> _GIVEN TASK_:
Return every line below in which "Product" appears.

> _MATERIALS PROVIDED_:
────────────────────────────────────────

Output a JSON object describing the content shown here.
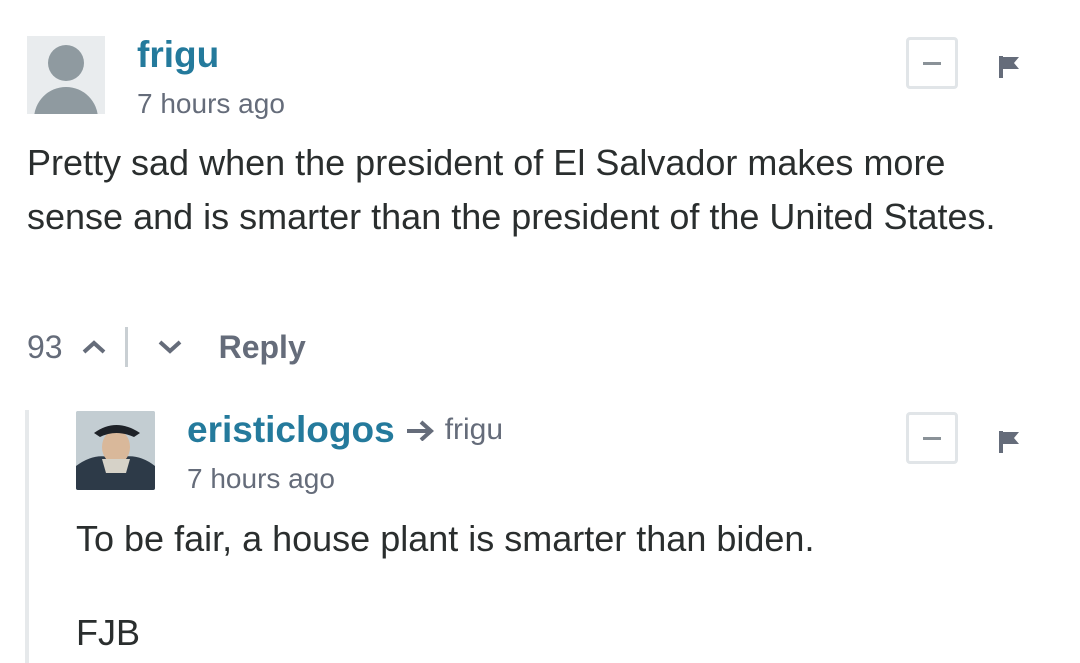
{
  "comments": [
    {
      "author": "frigu",
      "time": "7 hours ago",
      "text": "Pretty sad when the president of El Salvador makes more sense and is smarter than the president of the United States.",
      "votes": "93",
      "reply_label": "Reply",
      "avatar_icon": "default-avatar-icon"
    },
    {
      "author": "eristiclogos",
      "reply_to": "frigu",
      "time": "7 hours ago",
      "text_line1": "To be fair, a house plant is smarter than biden.",
      "text_line2": "FJB",
      "avatar_icon": "portrait-avatar"
    }
  ],
  "colors": {
    "author": "#247a9c",
    "meta": "#656c7a",
    "text": "#2a2e2e",
    "thread_line": "#e6e9eb"
  }
}
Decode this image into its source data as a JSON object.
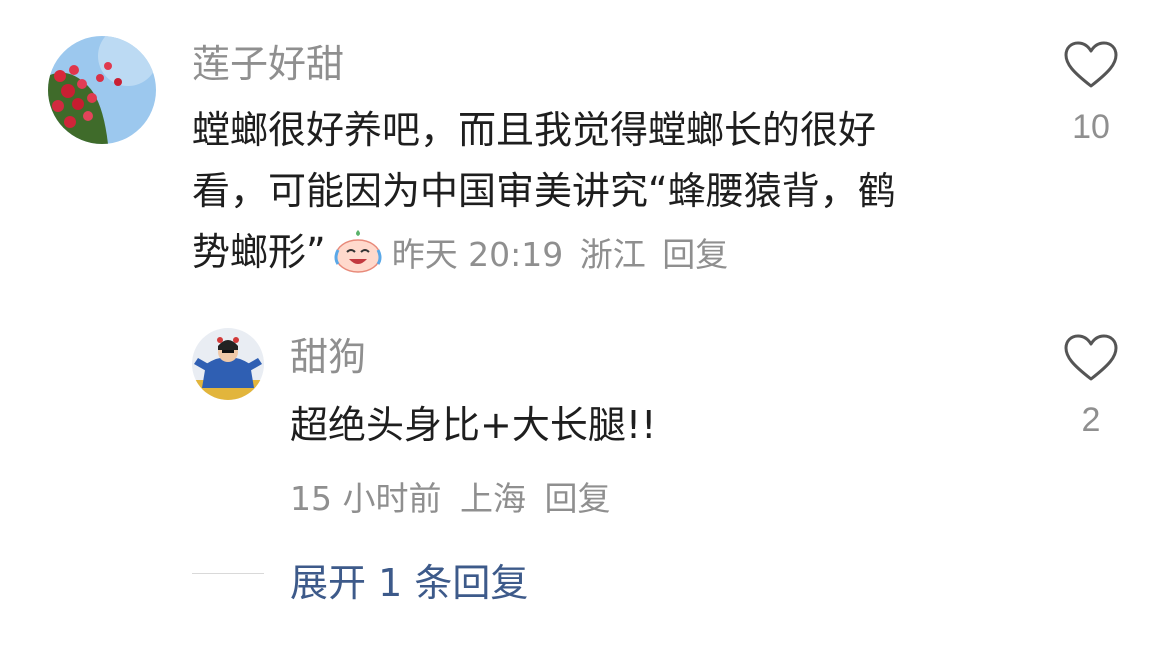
{
  "comments": [
    {
      "username": "莲子好甜",
      "text_lines": [
        "螳螂很好养吧，而且我觉得螳螂长的很好",
        "看，可能因为中国审美讲究“蜂腰猿背，鹤",
        "势螂形”"
      ],
      "emoji": "laughing-crying-emoji",
      "time": "昨天 20:19",
      "location": "浙江",
      "reply_label": "回复",
      "likes": "10"
    },
    {
      "username": "甜狗",
      "text": "超绝头身比+大长腿!!",
      "time": "15 小时前",
      "location": "上海",
      "reply_label": "回复",
      "likes": "2"
    }
  ],
  "expand_replies": "展开 1 条回复",
  "colors": {
    "meta": "#8f8f8f",
    "link": "#3d5a8a",
    "text": "#1e1e1e"
  },
  "icons": {
    "like": "heart-outline-icon"
  }
}
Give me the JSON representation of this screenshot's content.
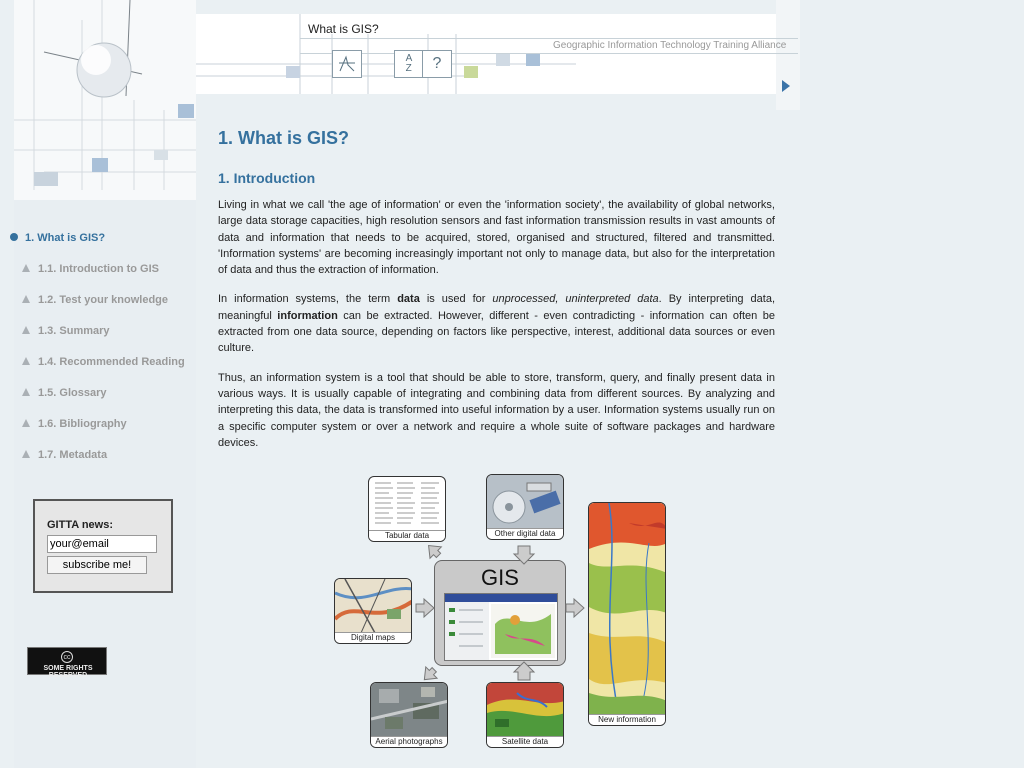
{
  "header": {
    "page_title": "What is GIS?",
    "org_name": "Geographic Information Technology Training Alliance",
    "tool_icons": [
      "glossary-icon",
      "a-z-icon",
      "help-icon"
    ],
    "accent_color": "#35719e"
  },
  "main": {
    "title": "1. What is GIS?",
    "section_title": "1. Introduction",
    "paragraphs": [
      [
        "Living in what we call 'the age of information' or even the 'information society', the availability of global networks, large data storage capacities, high resolution sensors and fast information transmission results in vast amounts of data and information that needs to be acquired, stored, organised and structured, filtered and transmitted. 'Information systems' are becoming increasingly important not only to manage data, but also for the interpretation of data and thus the extraction of information."
      ],
      {
        "p2_a": "In information systems, the term ",
        "p2_b": "data",
        "p2_c": " is used for ",
        "p2_d": "unprocessed, uninterpreted data",
        "p2_e": ". By interpreting data, meaningful ",
        "p2_f": "information",
        "p2_g": " can be extracted. However, different - even contradicting - information can often be extracted from one data source, depending on factors like perspective, interest, additional data sources or even culture."
      },
      [
        "Thus, an information system is a tool that should be able to store, transform, query, and finally present data in various ways. It is usually capable of integrating and combining data from different sources. By analyzing and interpreting this data, the data is transformed into useful information by a user. Information systems usually run on a specific computer system or over a network and require a whole suite of software packages and hardware devices."
      ]
    ]
  },
  "nav": {
    "items": [
      {
        "label": "1. What is GIS?",
        "active": true
      },
      {
        "label": "1.1. Introduction to GIS"
      },
      {
        "label": "1.2. Test your knowledge"
      },
      {
        "label": "1.3. Summary"
      },
      {
        "label": "1.4. Recommended Reading"
      },
      {
        "label": "1.5. Glossary"
      },
      {
        "label": "1.6. Bibliography"
      },
      {
        "label": "1.7. Metadata"
      }
    ]
  },
  "news": {
    "label": "GITTA news:",
    "email_value": "your@email",
    "button": "subscribe me!"
  },
  "license": {
    "text": "SOME RIGHTS RESERVED",
    "symbol": "cc"
  },
  "diagram": {
    "center": "GIS",
    "tabular": "Tabular data",
    "other": "Other digital data",
    "maps": "Digital maps",
    "aerial": "Aerial photographs",
    "satellite": "Satellite data",
    "newinfo": "New information"
  }
}
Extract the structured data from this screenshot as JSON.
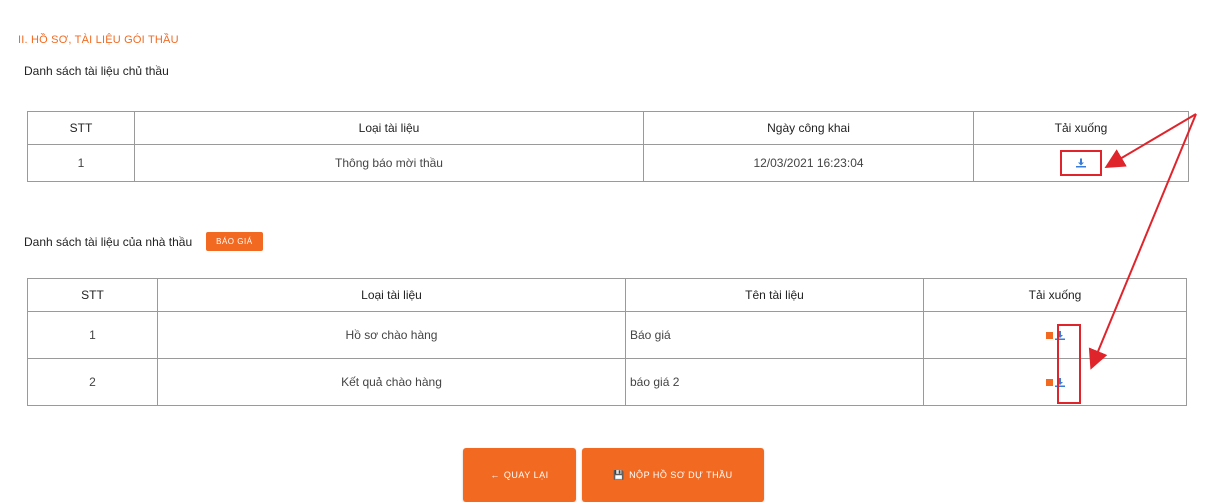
{
  "section": {
    "title": "II. HỒ SƠ, TÀI LIỆU GÓI THẦU"
  },
  "investor_docs": {
    "title": "Danh sách tài liệu chủ thầu",
    "headers": [
      "STT",
      "Loại tài liệu",
      "Ngày công khai",
      "Tải xuống"
    ],
    "rows": [
      {
        "stt": "1",
        "type": "Thông báo mời thầu",
        "date": "12/03/2021 16:23:04",
        "download_icon": "download-icon"
      }
    ]
  },
  "contractor_docs": {
    "title": "Danh sách tài liệu của nhà thầu",
    "badge": "BÁO GIÁ",
    "headers": [
      "STT",
      "Loại tài liệu",
      "Tên tài liệu",
      "Tải xuống"
    ],
    "rows": [
      {
        "stt": "1",
        "type": "Hồ sơ chào hàng",
        "name": "Báo giá",
        "download_icon": "download-icon"
      },
      {
        "stt": "2",
        "type": "Kết quả chào hàng",
        "name": "báo giá 2",
        "download_icon": "download-icon"
      }
    ]
  },
  "buttons": {
    "back": "QUAY LẠI",
    "submit": "NỘP HỒ SƠ DỰ THẦU"
  },
  "colors": {
    "accent": "#f26a21",
    "highlight": "#e0242b",
    "download": "#3a7bd5"
  }
}
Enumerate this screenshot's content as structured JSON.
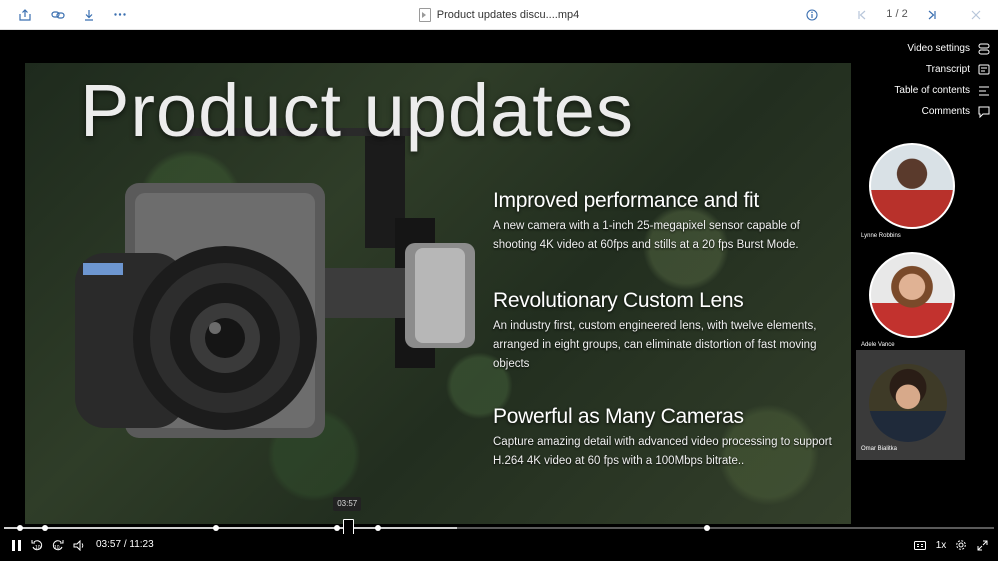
{
  "toolbar": {
    "file_title": "Product updates discu....mp4",
    "page": "1 / 2",
    "icons": [
      "share-icon",
      "link-icon",
      "download-icon",
      "more-icon",
      "info-icon",
      "prev-icon",
      "next-icon",
      "close-icon"
    ]
  },
  "slide": {
    "title": "Product updates",
    "bullets": [
      {
        "heading": "Improved performance and fit",
        "text": "A new camera with a 1-inch 25-megapixel sensor capable of shooting 4K video at 60fps and stills at a 20 fps Burst Mode."
      },
      {
        "heading": "Revolutionary Custom Lens",
        "text": "An industry first, custom engineered lens, with twelve elements, arranged in eight groups, can eliminate distortion of fast moving objects"
      },
      {
        "heading": "Powerful as Many Cameras",
        "text": "Capture amazing detail with advanced video processing to support H.264 4K video at 60 fps with a 100Mbps bitrate.."
      }
    ]
  },
  "menu": {
    "video_settings": "Video settings",
    "transcript": "Transcript",
    "toc": "Table of contents",
    "comments": "Comments"
  },
  "participants": [
    {
      "name": "Lynne Robbins"
    },
    {
      "name": "Adele Vance"
    },
    {
      "name": "Omar Bialitka"
    }
  ],
  "player": {
    "current_time": "03:57",
    "duration": "11:23",
    "time_sep": "/",
    "speed": "1x",
    "tooltip": "03:57",
    "progress_fraction": 0.3477
  },
  "colors": {
    "accent": "#3a6fb0",
    "background": "#000000"
  }
}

────────────────────────────────────────

> _SOLUTION BELOW_:
    "file_title": "Product updates discu....mp4",
    "title": "Product updates",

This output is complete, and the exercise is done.